• Required task: Transcribe the records below exactly as they appear.

• Stored records:
════════════════

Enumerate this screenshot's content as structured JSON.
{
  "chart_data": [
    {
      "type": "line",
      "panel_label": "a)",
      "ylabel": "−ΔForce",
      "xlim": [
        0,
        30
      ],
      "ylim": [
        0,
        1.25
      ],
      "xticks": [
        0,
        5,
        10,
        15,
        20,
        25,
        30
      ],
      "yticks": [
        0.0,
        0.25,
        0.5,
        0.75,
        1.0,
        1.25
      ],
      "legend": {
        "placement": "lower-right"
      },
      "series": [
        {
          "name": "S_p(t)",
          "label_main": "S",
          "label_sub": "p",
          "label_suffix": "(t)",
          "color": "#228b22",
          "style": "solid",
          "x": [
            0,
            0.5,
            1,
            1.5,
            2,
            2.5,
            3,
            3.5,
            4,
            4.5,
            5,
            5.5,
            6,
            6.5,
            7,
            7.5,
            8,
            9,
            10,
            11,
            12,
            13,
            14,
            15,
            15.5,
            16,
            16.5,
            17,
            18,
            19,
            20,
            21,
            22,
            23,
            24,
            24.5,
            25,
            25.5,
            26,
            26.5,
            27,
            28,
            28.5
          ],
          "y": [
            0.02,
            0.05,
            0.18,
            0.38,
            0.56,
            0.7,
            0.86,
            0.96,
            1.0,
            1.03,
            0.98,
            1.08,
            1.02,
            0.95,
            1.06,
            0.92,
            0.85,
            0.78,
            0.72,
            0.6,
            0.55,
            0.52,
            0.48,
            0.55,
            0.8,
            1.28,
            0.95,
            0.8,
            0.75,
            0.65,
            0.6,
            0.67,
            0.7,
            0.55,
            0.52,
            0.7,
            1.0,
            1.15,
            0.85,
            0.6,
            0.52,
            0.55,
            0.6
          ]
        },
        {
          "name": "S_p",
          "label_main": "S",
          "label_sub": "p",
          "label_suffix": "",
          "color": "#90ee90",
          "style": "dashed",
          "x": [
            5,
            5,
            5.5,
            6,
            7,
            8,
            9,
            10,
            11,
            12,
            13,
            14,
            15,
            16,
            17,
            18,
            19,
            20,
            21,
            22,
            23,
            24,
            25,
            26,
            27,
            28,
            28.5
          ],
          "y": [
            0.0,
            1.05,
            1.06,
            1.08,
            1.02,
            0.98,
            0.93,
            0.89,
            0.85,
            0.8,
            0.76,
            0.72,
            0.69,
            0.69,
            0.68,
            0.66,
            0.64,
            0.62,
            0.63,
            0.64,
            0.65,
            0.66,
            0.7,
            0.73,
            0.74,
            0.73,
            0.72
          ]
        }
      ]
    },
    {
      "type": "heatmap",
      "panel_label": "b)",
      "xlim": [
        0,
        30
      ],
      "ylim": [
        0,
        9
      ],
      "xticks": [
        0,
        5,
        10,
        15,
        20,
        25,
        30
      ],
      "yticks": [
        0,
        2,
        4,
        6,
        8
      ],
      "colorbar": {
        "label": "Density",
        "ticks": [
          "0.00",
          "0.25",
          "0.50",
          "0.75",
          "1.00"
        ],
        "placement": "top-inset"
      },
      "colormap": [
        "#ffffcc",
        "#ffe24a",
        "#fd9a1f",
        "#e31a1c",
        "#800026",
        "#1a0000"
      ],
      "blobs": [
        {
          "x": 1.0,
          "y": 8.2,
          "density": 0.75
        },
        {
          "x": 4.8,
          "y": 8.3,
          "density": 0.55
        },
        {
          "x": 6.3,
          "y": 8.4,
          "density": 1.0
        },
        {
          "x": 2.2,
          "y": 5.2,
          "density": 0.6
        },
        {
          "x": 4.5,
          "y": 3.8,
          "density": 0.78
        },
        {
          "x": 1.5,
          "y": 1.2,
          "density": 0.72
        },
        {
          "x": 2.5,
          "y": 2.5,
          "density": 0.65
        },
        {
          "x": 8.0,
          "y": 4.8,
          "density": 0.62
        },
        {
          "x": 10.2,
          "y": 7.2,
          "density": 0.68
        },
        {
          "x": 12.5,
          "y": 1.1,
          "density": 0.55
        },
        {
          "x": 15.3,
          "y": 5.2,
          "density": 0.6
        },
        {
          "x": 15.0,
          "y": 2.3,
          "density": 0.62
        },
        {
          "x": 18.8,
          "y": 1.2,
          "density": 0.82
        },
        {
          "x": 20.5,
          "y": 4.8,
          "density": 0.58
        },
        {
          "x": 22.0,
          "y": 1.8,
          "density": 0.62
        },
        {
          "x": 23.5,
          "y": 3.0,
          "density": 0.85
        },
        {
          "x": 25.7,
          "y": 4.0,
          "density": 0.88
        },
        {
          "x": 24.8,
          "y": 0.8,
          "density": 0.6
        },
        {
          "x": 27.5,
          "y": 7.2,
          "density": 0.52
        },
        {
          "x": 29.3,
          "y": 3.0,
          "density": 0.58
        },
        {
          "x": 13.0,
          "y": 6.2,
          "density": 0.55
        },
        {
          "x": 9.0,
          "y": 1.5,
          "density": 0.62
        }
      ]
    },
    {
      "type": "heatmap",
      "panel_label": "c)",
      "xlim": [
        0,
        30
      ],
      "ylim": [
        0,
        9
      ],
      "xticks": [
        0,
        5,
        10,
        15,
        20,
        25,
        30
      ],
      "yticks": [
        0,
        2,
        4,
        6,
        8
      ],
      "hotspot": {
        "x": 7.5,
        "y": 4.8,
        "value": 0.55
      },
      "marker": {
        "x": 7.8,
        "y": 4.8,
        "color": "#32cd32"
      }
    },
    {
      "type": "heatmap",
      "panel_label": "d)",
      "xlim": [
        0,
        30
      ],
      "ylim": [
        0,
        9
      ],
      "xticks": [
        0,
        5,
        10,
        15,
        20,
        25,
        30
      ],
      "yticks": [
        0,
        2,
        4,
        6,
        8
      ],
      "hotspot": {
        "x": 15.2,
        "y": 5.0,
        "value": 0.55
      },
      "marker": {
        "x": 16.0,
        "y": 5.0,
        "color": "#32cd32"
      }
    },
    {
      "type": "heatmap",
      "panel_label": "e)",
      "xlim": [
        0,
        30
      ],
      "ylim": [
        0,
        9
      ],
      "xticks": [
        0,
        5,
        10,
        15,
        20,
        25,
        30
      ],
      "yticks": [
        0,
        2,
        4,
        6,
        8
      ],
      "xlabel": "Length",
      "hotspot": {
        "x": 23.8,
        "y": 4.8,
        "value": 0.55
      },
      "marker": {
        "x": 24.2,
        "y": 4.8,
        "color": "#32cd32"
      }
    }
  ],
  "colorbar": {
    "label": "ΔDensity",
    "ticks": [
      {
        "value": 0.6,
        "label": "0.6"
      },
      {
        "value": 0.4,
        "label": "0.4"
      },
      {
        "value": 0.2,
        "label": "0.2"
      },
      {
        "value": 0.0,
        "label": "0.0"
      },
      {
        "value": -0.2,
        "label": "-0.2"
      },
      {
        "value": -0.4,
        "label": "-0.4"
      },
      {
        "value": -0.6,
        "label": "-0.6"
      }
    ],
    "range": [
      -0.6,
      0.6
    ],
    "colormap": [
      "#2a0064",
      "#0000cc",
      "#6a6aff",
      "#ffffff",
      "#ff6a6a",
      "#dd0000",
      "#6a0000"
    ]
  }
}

════════════════

• Solution to the exercise:
Enumerate this screenshot's content as structured JSON.
{
  "chart_data": [
    {
      "type": "line",
      "panel_label": "a)",
      "ylabel": "−ΔForce",
      "xlim": [
        0,
        30
      ],
      "ylim": [
        0,
        1.25
      ],
      "xticks": [
        0,
        5,
        10,
        15,
        20,
        25,
        30
      ],
      "yticks": [
        0.0,
        0.25,
        0.5,
        0.75,
        1.0,
        1.25
      ],
      "legend": {
        "placement": "lower-right"
      },
      "series": [
        {
          "name": "S_p(t)",
          "label_main": "S",
          "label_sub": "p",
          "label_suffix": "(t)",
          "color": "#228b22",
          "style": "solid",
          "x": [
            0,
            0.5,
            1,
            1.5,
            2,
            2.5,
            3,
            3.5,
            4,
            4.5,
            5,
            5.5,
            6,
            6.5,
            7,
            7.5,
            8,
            9,
            10,
            11,
            12,
            13,
            14,
            15,
            15.5,
            16,
            16.5,
            17,
            18,
            19,
            20,
            21,
            22,
            23,
            24,
            24.5,
            25,
            25.5,
            26,
            26.5,
            27,
            28,
            28.5
          ],
          "y": [
            0.02,
            0.05,
            0.18,
            0.38,
            0.56,
            0.7,
            0.86,
            0.96,
            1.0,
            1.03,
            0.98,
            1.08,
            1.02,
            0.95,
            1.06,
            0.92,
            0.85,
            0.78,
            0.72,
            0.6,
            0.55,
            0.52,
            0.48,
            0.55,
            0.8,
            1.28,
            0.95,
            0.8,
            0.75,
            0.65,
            0.6,
            0.67,
            0.7,
            0.55,
            0.52,
            0.7,
            1.0,
            1.15,
            0.85,
            0.6,
            0.52,
            0.55,
            0.6
          ]
        },
        {
          "name": "S_p",
          "label_main": "S",
          "label_sub": "p",
          "label_suffix": "",
          "color": "#90ee90",
          "style": "dashed",
          "x": [
            5,
            5,
            5.5,
            6,
            7,
            8,
            9,
            10,
            11,
            12,
            13,
            14,
            15,
            16,
            17,
            18,
            19,
            20,
            21,
            22,
            23,
            24,
            25,
            26,
            27,
            28,
            28.5
          ],
          "y": [
            0.0,
            1.05,
            1.06,
            1.08,
            1.02,
            0.98,
            0.93,
            0.89,
            0.85,
            0.8,
            0.76,
            0.72,
            0.69,
            0.69,
            0.68,
            0.66,
            0.64,
            0.62,
            0.63,
            0.64,
            0.65,
            0.66,
            0.7,
            0.73,
            0.74,
            0.73,
            0.72
          ]
        }
      ]
    },
    {
      "type": "heatmap",
      "panel_label": "b)",
      "xlim": [
        0,
        30
      ],
      "ylim": [
        0,
        9
      ],
      "xticks": [
        0,
        5,
        10,
        15,
        20,
        25,
        30
      ],
      "yticks": [
        0,
        2,
        4,
        6,
        8
      ],
      "colorbar": {
        "label": "Density",
        "ticks": [
          "0.00",
          "0.25",
          "0.50",
          "0.75",
          "1.00"
        ],
        "placement": "top-inset"
      },
      "colormap": [
        "#ffffcc",
        "#ffe24a",
        "#fd9a1f",
        "#e31a1c",
        "#800026",
        "#1a0000"
      ],
      "blobs": [
        {
          "x": 1.0,
          "y": 8.2,
          "density": 0.75
        },
        {
          "x": 4.8,
          "y": 8.3,
          "density": 0.55
        },
        {
          "x": 6.3,
          "y": 8.4,
          "density": 1.0
        },
        {
          "x": 2.2,
          "y": 5.2,
          "density": 0.6
        },
        {
          "x": 4.5,
          "y": 3.8,
          "density": 0.78
        },
        {
          "x": 1.5,
          "y": 1.2,
          "density": 0.72
        },
        {
          "x": 2.5,
          "y": 2.5,
          "density": 0.65
        },
        {
          "x": 8.0,
          "y": 4.8,
          "density": 0.62
        },
        {
          "x": 10.2,
          "y": 7.2,
          "density": 0.68
        },
        {
          "x": 12.5,
          "y": 1.1,
          "density": 0.55
        },
        {
          "x": 15.3,
          "y": 5.2,
          "density": 0.6
        },
        {
          "x": 15.0,
          "y": 2.3,
          "density": 0.62
        },
        {
          "x": 18.8,
          "y": 1.2,
          "density": 0.82
        },
        {
          "x": 20.5,
          "y": 4.8,
          "density": 0.58
        },
        {
          "x": 22.0,
          "y": 1.8,
          "density": 0.62
        },
        {
          "x": 23.5,
          "y": 3.0,
          "density": 0.85
        },
        {
          "x": 25.7,
          "y": 4.0,
          "density": 0.88
        },
        {
          "x": 24.8,
          "y": 0.8,
          "density": 0.6
        },
        {
          "x": 27.5,
          "y": 7.2,
          "density": 0.52
        },
        {
          "x": 29.3,
          "y": 3.0,
          "density": 0.58
        },
        {
          "x": 13.0,
          "y": 6.2,
          "density": 0.55
        },
        {
          "x": 9.0,
          "y": 1.5,
          "density": 0.62
        }
      ]
    },
    {
      "type": "heatmap",
      "panel_label": "c)",
      "xlim": [
        0,
        30
      ],
      "ylim": [
        0,
        9
      ],
      "xticks": [
        0,
        5,
        10,
        15,
        20,
        25,
        30
      ],
      "yticks": [
        0,
        2,
        4,
        6,
        8
      ],
      "hotspot": {
        "x": 7.5,
        "y": 4.8,
        "value": 0.55
      },
      "marker": {
        "x": 7.8,
        "y": 4.8,
        "color": "#32cd32"
      }
    },
    {
      "type": "heatmap",
      "panel_label": "d)",
      "xlim": [
        0,
        30
      ],
      "ylim": [
        0,
        9
      ],
      "xticks": [
        0,
        5,
        10,
        15,
        20,
        25,
        30
      ],
      "yticks": [
        0,
        2,
        4,
        6,
        8
      ],
      "hotspot": {
        "x": 15.2,
        "y": 5.0,
        "value": 0.55
      },
      "marker": {
        "x": 16.0,
        "y": 5.0,
        "color": "#32cd32"
      }
    },
    {
      "type": "heatmap",
      "panel_label": "e)",
      "xlim": [
        0,
        30
      ],
      "ylim": [
        0,
        9
      ],
      "xticks": [
        0,
        5,
        10,
        15,
        20,
        25,
        30
      ],
      "yticks": [
        0,
        2,
        4,
        6,
        8
      ],
      "xlabel": "Length",
      "hotspot": {
        "x": 23.8,
        "y": 4.8,
        "value": 0.55
      },
      "marker": {
        "x": 24.2,
        "y": 4.8,
        "color": "#32cd32"
      }
    }
  ],
  "colorbar": {
    "label": "ΔDensity",
    "ticks": [
      {
        "value": 0.6,
        "label": "0.6"
      },
      {
        "value": 0.4,
        "label": "0.4"
      },
      {
        "value": 0.2,
        "label": "0.2"
      },
      {
        "value": 0.0,
        "label": "0.0"
      },
      {
        "value": -0.2,
        "label": "-0.2"
      },
      {
        "value": -0.4,
        "label": "-0.4"
      },
      {
        "value": -0.6,
        "label": "-0.6"
      }
    ],
    "range": [
      -0.6,
      0.6
    ],
    "colormap": [
      "#2a0064",
      "#0000cc",
      "#6a6aff",
      "#ffffff",
      "#ff6a6a",
      "#dd0000",
      "#6a0000"
    ]
  }
}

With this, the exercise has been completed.